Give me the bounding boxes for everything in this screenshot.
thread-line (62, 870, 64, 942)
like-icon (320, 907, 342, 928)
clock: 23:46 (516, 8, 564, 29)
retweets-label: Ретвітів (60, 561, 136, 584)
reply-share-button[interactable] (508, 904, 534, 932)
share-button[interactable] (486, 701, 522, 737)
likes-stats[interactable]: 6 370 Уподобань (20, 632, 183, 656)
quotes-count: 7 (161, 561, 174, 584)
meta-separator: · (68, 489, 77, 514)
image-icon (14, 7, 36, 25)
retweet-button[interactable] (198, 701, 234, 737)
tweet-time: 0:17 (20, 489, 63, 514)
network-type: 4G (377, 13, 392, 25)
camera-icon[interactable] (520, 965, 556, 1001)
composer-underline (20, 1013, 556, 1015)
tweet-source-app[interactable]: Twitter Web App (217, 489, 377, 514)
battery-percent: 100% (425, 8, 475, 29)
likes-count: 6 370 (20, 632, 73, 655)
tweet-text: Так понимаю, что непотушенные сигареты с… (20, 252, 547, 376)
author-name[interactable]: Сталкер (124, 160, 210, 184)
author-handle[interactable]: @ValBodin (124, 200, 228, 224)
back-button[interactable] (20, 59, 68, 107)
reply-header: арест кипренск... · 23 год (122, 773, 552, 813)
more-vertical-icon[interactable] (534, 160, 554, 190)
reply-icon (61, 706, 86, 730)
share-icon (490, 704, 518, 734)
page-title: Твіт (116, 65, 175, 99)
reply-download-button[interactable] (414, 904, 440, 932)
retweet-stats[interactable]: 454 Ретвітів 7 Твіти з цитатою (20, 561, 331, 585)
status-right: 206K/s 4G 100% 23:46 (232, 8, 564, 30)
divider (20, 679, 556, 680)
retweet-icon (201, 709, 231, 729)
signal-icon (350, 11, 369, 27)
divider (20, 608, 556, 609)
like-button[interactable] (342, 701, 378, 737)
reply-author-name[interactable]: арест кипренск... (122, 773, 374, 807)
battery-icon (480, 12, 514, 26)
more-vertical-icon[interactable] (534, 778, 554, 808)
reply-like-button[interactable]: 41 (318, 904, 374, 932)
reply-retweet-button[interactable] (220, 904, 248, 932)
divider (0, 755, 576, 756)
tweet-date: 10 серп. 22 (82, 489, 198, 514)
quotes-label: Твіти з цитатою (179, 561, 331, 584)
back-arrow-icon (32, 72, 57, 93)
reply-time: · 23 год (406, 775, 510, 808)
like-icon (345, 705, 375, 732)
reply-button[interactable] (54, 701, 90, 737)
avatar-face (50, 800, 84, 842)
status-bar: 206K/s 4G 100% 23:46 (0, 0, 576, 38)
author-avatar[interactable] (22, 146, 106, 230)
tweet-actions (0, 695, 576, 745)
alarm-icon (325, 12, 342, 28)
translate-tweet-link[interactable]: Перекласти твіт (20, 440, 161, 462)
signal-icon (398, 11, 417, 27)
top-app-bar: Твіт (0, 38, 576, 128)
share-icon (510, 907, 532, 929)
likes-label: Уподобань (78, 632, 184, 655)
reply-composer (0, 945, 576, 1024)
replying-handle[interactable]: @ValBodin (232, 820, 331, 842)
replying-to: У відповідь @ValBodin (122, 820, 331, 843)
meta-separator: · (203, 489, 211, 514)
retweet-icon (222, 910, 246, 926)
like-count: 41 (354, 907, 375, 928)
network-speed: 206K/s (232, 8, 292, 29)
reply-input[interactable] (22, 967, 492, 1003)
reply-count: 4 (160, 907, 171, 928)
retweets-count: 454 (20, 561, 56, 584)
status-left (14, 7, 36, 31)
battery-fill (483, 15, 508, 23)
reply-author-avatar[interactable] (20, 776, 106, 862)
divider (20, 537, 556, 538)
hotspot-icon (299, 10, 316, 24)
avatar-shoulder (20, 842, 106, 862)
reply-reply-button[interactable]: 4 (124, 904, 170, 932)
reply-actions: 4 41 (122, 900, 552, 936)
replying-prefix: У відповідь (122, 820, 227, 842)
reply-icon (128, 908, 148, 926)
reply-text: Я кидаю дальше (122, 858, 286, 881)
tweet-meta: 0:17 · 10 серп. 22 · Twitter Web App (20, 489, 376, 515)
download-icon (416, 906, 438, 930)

• • • •

**GIVEN EXERCISE**
Reproduce every line of the entries above word for word, including each coordinate.

**RESULT FOR THIS TASK**
Give me the bounding boxes for everything in this screenshot.
thread-line (62, 870, 64, 942)
like-icon (320, 907, 342, 928)
clock: 23:46 (516, 8, 564, 29)
retweets-label: Ретвітів (60, 561, 136, 584)
reply-share-button[interactable] (508, 904, 534, 932)
share-button[interactable] (486, 701, 522, 737)
likes-stats[interactable]: 6 370 Уподобань (20, 632, 183, 656)
quotes-count: 7 (161, 561, 174, 584)
meta-separator: · (68, 489, 77, 514)
image-icon (14, 7, 36, 25)
retweet-button[interactable] (198, 701, 234, 737)
tweet-time: 0:17 (20, 489, 63, 514)
network-type: 4G (377, 13, 392, 25)
camera-icon[interactable] (520, 965, 556, 1001)
composer-underline (20, 1013, 556, 1015)
tweet-source-app[interactable]: Twitter Web App (217, 489, 377, 514)
battery-percent: 100% (425, 8, 475, 29)
likes-count: 6 370 (20, 632, 73, 655)
tweet-text: Так понимаю, что непотушенные сигареты с… (20, 252, 547, 376)
author-name[interactable]: Сталкер (124, 160, 210, 184)
author-handle[interactable]: @ValBodin (124, 200, 228, 224)
back-button[interactable] (20, 59, 68, 107)
reply-header: арест кипренск... · 23 год (122, 773, 552, 813)
more-vertical-icon[interactable] (534, 160, 554, 190)
reply-icon (61, 706, 86, 730)
share-icon (490, 704, 518, 734)
page-title: Твіт (116, 65, 175, 99)
reply-download-button[interactable] (414, 904, 440, 932)
retweet-stats[interactable]: 454 Ретвітів 7 Твіти з цитатою (20, 561, 331, 585)
status-right: 206K/s 4G 100% 23:46 (232, 8, 564, 30)
divider (20, 679, 556, 680)
retweet-icon (201, 709, 231, 729)
signal-icon (350, 11, 369, 27)
divider (20, 608, 556, 609)
like-button[interactable] (342, 701, 378, 737)
reply-author-name[interactable]: арест кипренск... (122, 773, 374, 807)
battery-icon (480, 12, 514, 26)
more-vertical-icon[interactable] (534, 778, 554, 808)
reply-like-button[interactable]: 41 (318, 904, 374, 932)
reply-retweet-button[interactable] (220, 904, 248, 932)
divider (0, 755, 576, 756)
tweet-date: 10 серп. 22 (82, 489, 198, 514)
quotes-label: Твіти з цитатою (179, 561, 331, 584)
back-arrow-icon (32, 72, 57, 93)
reply-time: · 23 год (406, 775, 510, 808)
like-icon (345, 705, 375, 732)
reply-button[interactable] (54, 701, 90, 737)
avatar-face (50, 800, 84, 842)
status-bar: 206K/s 4G 100% 23:46 (0, 0, 576, 38)
author-avatar[interactable] (22, 146, 106, 230)
tweet-actions (0, 695, 576, 745)
alarm-icon (325, 12, 342, 28)
translate-tweet-link[interactable]: Перекласти твіт (20, 440, 161, 462)
signal-icon (398, 11, 417, 27)
top-app-bar: Твіт (0, 38, 576, 128)
share-icon (510, 907, 532, 929)
likes-label: Уподобань (78, 632, 184, 655)
reply-composer (0, 945, 576, 1024)
replying-handle[interactable]: @ValBodin (232, 820, 331, 842)
replying-to: У відповідь @ValBodin (122, 820, 331, 843)
meta-separator: · (203, 489, 211, 514)
retweet-icon (222, 910, 246, 926)
like-count: 41 (354, 907, 375, 928)
network-speed: 206K/s (232, 8, 292, 29)
reply-input[interactable] (22, 967, 492, 1003)
reply-count: 4 (160, 907, 171, 928)
retweets-count: 454 (20, 561, 56, 584)
status-left (14, 7, 36, 31)
battery-fill (483, 15, 508, 23)
reply-author-avatar[interactable] (20, 776, 106, 862)
divider (20, 537, 556, 538)
hotspot-icon (299, 10, 316, 24)
avatar-shoulder (20, 842, 106, 862)
reply-reply-button[interactable]: 4 (124, 904, 170, 932)
reply-actions: 4 41 (122, 900, 552, 936)
replying-prefix: У відповідь (122, 820, 227, 842)
reply-icon (128, 908, 148, 926)
reply-text: Я кидаю дальше (122, 858, 286, 881)
tweet-meta: 0:17 · 10 серп. 22 · Twitter Web App (20, 489, 376, 515)
download-icon (416, 906, 438, 930)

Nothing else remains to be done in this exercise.